§ **To be done**: Pull out from the material below all lines with "description".

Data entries
::::::

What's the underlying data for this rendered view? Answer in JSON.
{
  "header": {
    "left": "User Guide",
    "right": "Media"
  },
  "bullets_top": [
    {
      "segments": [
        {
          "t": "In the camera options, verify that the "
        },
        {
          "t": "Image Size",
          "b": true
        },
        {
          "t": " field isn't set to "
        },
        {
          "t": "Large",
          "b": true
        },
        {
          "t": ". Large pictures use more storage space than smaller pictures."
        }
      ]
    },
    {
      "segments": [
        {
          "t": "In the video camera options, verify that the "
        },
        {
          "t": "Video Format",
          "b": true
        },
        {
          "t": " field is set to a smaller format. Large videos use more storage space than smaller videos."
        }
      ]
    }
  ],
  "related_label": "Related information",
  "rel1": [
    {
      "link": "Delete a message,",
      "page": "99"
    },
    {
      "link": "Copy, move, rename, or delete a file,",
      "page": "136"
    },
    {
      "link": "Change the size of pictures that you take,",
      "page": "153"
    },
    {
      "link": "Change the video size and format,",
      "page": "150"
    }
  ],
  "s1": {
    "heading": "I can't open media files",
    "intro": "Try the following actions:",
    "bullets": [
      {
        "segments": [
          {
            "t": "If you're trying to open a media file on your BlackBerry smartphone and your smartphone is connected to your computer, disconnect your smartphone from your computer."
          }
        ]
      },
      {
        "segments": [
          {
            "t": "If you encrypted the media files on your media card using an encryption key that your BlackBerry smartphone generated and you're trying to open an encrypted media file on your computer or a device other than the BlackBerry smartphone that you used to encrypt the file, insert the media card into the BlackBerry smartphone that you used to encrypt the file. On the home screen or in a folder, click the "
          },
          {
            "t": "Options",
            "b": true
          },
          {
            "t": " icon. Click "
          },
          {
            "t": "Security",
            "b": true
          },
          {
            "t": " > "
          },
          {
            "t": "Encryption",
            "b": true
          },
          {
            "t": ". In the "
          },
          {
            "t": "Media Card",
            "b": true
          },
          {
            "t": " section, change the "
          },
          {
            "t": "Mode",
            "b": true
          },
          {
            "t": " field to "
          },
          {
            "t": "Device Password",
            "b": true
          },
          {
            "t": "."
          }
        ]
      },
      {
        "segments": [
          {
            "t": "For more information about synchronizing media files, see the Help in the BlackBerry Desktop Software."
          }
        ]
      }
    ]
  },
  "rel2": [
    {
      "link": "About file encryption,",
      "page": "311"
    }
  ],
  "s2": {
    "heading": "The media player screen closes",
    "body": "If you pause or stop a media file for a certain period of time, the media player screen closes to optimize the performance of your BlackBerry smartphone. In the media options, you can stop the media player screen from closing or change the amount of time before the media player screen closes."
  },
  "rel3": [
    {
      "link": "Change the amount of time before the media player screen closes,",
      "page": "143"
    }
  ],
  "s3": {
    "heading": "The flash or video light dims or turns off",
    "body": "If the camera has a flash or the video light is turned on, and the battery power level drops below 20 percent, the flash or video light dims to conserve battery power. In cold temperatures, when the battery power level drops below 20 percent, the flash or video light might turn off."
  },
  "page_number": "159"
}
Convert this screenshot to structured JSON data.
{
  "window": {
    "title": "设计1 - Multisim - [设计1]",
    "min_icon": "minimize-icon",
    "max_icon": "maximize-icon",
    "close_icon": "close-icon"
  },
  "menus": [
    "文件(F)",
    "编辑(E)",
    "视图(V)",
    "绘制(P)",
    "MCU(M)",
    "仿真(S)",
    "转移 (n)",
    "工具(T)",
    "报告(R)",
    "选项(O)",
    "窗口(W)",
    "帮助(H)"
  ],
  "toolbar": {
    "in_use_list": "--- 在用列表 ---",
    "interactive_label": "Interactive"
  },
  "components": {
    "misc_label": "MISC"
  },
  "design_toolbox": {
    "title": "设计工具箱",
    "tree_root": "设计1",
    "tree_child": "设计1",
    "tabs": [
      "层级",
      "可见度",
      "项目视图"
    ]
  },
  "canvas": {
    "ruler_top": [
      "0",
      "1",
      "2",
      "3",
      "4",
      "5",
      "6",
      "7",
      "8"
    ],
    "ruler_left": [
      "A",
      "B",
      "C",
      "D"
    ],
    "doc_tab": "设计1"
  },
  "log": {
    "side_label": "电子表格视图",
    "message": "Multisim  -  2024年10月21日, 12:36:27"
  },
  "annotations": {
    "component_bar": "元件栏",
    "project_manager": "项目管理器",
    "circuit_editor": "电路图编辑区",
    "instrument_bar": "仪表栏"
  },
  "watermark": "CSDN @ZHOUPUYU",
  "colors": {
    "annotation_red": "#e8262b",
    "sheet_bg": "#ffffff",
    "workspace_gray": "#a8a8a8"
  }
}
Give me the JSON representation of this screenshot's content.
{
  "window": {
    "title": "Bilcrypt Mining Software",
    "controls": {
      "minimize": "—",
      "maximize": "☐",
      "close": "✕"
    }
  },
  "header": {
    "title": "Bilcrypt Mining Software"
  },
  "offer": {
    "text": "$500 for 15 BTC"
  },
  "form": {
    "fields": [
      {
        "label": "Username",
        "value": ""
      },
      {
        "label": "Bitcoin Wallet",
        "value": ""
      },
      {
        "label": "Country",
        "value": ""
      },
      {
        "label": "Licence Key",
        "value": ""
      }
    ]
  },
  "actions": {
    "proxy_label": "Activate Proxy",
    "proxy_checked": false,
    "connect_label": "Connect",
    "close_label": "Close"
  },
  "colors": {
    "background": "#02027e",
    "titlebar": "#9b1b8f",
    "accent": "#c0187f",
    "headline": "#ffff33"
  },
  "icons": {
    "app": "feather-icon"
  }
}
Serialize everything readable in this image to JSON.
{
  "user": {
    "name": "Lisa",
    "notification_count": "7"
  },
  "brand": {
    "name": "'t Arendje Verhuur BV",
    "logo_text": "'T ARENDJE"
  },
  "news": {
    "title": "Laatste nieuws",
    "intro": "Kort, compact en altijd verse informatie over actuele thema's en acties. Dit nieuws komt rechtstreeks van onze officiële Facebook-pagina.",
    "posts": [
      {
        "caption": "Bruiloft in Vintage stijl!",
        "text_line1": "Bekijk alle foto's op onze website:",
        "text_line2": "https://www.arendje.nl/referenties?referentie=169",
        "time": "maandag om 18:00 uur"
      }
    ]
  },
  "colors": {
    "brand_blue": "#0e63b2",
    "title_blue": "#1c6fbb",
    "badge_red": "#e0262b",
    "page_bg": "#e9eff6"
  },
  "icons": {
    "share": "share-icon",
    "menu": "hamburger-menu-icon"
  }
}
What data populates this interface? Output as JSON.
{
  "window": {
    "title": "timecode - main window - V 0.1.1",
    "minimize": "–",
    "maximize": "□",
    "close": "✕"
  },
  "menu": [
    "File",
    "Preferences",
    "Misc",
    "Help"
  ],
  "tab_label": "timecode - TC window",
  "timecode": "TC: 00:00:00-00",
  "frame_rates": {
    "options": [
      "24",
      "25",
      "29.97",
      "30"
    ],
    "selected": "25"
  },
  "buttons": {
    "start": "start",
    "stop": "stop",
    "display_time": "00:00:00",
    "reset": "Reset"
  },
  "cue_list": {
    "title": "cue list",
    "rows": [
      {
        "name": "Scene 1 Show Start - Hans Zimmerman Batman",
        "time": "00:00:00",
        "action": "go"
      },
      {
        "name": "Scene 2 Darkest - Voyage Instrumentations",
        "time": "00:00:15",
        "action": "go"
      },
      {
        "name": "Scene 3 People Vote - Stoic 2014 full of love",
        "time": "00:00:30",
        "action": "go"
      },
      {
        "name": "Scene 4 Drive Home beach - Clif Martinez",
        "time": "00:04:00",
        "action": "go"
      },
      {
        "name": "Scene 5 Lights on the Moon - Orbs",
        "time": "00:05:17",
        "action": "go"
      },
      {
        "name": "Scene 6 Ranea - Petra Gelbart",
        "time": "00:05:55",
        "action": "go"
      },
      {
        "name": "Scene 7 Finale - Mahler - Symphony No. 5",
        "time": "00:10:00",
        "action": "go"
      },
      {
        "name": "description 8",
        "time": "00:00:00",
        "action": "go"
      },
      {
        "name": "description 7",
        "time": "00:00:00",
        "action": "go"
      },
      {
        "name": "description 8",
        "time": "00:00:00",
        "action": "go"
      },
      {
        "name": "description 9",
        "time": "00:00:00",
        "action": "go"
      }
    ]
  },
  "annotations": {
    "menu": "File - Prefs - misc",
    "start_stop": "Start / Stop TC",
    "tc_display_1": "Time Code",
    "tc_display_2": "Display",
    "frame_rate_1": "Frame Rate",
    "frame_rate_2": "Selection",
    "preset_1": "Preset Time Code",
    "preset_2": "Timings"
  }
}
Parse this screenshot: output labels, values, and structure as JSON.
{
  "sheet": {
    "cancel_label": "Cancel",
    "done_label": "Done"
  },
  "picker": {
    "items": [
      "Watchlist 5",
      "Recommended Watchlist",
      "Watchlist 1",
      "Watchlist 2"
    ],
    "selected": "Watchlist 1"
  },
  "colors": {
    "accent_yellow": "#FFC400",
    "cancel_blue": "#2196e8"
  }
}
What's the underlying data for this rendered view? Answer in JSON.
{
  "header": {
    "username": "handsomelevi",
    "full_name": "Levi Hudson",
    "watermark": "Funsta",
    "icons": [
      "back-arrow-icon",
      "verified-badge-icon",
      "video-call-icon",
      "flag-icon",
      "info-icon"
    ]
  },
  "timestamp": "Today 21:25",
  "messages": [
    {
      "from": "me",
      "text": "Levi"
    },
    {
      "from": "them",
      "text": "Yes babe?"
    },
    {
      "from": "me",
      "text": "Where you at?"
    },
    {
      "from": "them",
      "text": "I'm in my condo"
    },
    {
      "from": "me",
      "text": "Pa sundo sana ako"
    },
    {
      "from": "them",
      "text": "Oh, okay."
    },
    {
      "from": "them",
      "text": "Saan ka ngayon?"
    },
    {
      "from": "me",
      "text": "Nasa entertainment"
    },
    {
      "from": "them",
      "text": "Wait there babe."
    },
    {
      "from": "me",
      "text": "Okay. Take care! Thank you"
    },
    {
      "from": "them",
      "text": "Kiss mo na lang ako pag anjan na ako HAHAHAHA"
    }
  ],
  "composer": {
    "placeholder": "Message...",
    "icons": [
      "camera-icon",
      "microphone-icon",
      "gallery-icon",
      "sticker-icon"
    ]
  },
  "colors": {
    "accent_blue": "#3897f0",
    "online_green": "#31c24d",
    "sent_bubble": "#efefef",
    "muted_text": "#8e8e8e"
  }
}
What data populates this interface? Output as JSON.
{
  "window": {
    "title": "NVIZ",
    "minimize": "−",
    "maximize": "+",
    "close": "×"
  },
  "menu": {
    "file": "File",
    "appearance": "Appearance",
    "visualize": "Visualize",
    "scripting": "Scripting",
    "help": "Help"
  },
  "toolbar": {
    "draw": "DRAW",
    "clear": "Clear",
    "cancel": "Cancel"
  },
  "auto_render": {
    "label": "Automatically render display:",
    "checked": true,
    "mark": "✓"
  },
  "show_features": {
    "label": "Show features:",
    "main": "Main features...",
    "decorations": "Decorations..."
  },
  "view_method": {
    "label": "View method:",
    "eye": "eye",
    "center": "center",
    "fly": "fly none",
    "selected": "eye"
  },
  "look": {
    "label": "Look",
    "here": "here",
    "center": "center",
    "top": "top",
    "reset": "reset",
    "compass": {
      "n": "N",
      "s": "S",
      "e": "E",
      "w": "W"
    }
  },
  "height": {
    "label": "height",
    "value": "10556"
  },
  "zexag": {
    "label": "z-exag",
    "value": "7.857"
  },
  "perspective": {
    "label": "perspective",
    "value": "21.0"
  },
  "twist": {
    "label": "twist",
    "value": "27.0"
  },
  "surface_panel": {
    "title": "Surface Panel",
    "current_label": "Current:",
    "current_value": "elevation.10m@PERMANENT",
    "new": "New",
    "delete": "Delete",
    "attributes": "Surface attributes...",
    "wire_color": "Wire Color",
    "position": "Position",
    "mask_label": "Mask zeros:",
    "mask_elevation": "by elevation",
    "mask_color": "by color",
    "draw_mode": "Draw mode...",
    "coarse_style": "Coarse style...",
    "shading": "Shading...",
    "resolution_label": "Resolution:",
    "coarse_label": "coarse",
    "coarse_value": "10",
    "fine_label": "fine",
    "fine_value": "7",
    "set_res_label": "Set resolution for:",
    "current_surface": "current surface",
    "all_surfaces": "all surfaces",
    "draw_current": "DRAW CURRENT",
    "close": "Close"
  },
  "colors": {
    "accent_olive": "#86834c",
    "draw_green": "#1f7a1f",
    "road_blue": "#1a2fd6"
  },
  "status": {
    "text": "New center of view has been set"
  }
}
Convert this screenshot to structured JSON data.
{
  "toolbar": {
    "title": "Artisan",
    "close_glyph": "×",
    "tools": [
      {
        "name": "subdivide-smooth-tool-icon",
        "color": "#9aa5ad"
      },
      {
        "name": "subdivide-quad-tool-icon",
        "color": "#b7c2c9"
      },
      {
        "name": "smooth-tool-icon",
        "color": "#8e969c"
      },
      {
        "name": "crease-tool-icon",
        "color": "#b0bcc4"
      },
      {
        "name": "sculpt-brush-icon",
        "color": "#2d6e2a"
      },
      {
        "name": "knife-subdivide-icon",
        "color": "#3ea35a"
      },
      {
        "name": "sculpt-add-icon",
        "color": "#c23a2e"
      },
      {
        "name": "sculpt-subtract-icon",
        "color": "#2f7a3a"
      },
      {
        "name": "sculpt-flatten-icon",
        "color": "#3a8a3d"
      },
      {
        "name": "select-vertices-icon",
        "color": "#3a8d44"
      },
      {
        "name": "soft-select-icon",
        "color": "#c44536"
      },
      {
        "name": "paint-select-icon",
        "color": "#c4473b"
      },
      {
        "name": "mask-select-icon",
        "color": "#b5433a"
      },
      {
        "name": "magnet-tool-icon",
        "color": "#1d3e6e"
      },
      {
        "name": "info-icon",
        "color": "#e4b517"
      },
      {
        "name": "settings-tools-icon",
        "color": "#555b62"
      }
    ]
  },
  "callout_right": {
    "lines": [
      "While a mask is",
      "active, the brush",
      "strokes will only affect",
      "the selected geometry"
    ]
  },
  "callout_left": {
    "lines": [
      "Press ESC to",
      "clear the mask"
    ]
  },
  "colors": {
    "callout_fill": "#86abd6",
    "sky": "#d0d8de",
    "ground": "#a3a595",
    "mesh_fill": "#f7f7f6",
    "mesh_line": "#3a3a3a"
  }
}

::::::

§ **Correct result**:
        "name": "description 8",
        "name": "description 7",
        "name": "description 8",
        "name": "description 9",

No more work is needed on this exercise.